Task inputs:
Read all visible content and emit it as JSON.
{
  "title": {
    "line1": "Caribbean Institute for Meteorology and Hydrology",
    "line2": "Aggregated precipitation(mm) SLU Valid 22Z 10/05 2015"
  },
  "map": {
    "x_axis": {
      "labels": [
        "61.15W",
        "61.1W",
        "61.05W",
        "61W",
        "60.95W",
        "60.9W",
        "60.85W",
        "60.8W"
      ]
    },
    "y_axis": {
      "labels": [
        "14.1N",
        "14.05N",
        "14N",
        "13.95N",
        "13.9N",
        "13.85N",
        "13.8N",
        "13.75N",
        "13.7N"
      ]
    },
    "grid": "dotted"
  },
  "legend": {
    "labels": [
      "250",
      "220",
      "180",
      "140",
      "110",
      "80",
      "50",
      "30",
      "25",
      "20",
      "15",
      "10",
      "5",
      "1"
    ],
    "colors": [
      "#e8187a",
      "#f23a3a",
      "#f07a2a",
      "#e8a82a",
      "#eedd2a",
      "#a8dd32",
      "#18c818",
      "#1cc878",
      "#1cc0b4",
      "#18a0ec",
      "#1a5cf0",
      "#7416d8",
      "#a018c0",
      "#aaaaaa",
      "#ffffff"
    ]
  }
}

Problem requirements:
Return each line of the data exactly as written above.

Result:
Read all visible content and emit it as JSON.
{
  "title": {
    "line1": "Caribbean Institute for Meteorology and Hydrology",
    "line2": "Aggregated precipitation(mm) SLU Valid 22Z 10/05 2015"
  },
  "map": {
    "x_axis": {
      "labels": [
        "61.15W",
        "61.1W",
        "61.05W",
        "61W",
        "60.95W",
        "60.9W",
        "60.85W",
        "60.8W"
      ]
    },
    "y_axis": {
      "labels": [
        "14.1N",
        "14.05N",
        "14N",
        "13.95N",
        "13.9N",
        "13.85N",
        "13.8N",
        "13.75N",
        "13.7N"
      ]
    },
    "grid": "dotted"
  },
  "legend": {
    "labels": [
      "250",
      "220",
      "180",
      "140",
      "110",
      "80",
      "50",
      "30",
      "25",
      "20",
      "15",
      "10",
      "5",
      "1"
    ],
    "colors": [
      "#e8187a",
      "#f23a3a",
      "#f07a2a",
      "#e8a82a",
      "#eedd2a",
      "#a8dd32",
      "#18c818",
      "#1cc878",
      "#1cc0b4",
      "#18a0ec",
      "#1a5cf0",
      "#7416d8",
      "#a018c0",
      "#aaaaaa",
      "#ffffff"
    ]
  }
}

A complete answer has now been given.